Begin

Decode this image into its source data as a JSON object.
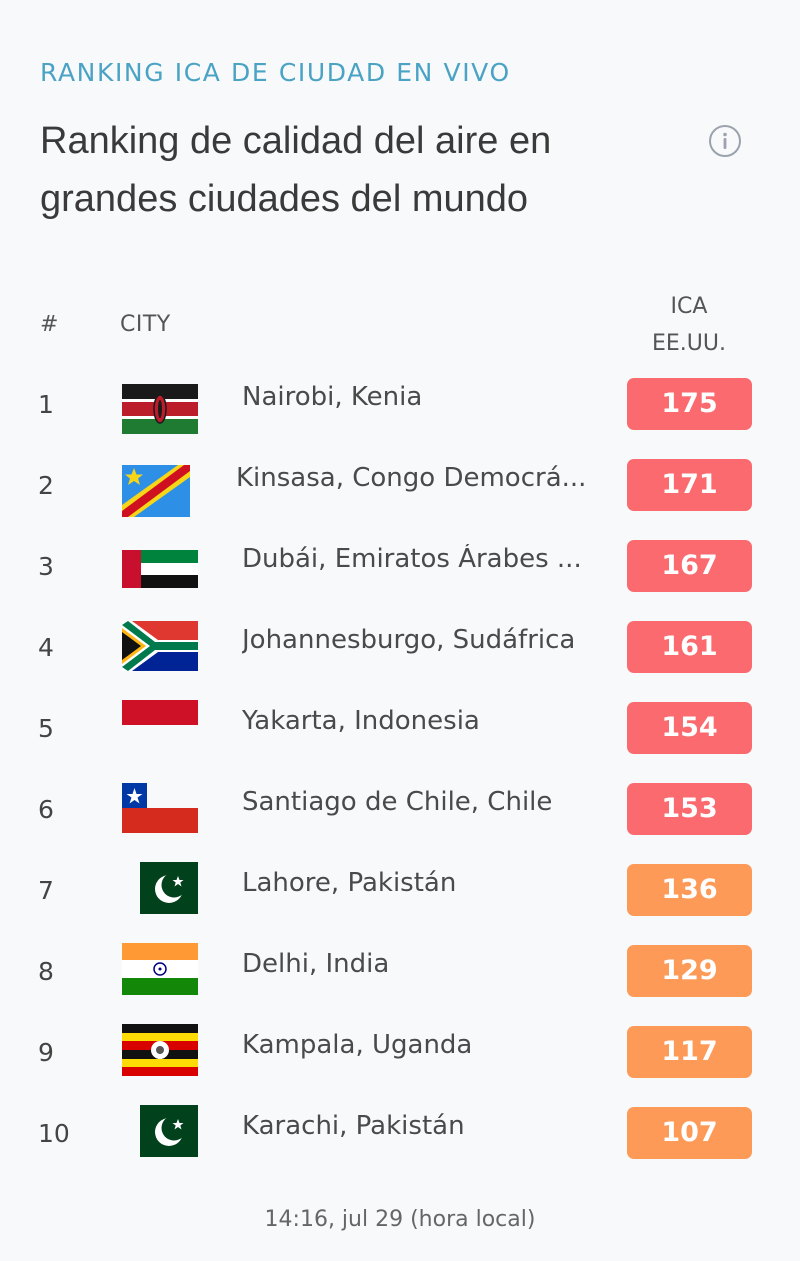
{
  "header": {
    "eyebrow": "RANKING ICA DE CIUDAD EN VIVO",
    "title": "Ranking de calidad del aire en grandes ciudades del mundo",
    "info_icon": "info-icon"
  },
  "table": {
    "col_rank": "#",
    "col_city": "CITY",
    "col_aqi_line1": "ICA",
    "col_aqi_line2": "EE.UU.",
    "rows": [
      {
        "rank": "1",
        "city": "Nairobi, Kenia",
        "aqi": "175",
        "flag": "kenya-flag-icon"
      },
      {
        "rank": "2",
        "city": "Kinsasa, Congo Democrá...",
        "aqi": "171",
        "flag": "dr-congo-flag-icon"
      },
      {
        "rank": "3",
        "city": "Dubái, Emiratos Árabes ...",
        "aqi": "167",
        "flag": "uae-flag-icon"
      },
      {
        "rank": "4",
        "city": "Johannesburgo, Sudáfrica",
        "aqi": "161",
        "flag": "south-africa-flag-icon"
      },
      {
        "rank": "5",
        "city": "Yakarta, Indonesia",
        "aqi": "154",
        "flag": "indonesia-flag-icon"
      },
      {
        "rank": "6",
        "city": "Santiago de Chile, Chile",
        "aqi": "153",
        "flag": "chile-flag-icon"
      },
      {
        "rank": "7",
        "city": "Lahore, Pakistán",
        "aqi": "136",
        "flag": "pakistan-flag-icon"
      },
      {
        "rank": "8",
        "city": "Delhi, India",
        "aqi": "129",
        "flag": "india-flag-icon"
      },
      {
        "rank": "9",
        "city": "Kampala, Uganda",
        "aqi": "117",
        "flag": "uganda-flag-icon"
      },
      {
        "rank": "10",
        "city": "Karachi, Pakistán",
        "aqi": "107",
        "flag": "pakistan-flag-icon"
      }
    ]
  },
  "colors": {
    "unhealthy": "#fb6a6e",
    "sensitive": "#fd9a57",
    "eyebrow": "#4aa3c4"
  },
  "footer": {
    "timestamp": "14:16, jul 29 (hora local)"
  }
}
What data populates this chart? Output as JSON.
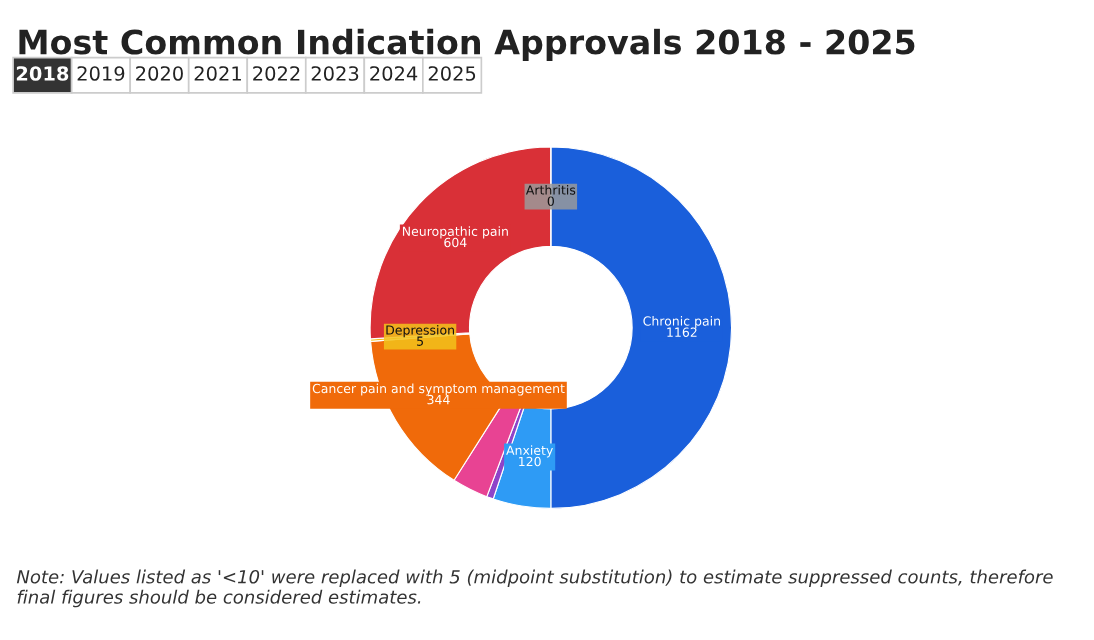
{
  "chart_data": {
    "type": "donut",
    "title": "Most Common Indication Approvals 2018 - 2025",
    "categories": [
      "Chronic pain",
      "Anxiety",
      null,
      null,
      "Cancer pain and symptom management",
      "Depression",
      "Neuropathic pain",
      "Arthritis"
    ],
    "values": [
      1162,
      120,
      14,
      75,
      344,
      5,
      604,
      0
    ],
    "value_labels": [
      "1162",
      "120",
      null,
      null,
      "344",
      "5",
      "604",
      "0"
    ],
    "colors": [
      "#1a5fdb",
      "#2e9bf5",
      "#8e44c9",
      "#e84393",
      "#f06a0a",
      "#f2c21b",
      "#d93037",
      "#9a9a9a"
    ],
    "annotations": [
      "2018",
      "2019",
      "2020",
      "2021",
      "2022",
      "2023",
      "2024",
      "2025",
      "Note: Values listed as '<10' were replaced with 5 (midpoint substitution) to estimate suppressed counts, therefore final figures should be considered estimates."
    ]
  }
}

End

Determine how many lines in the records contain "Pakistán", and reply with the number only.

_Result of the exercise_
2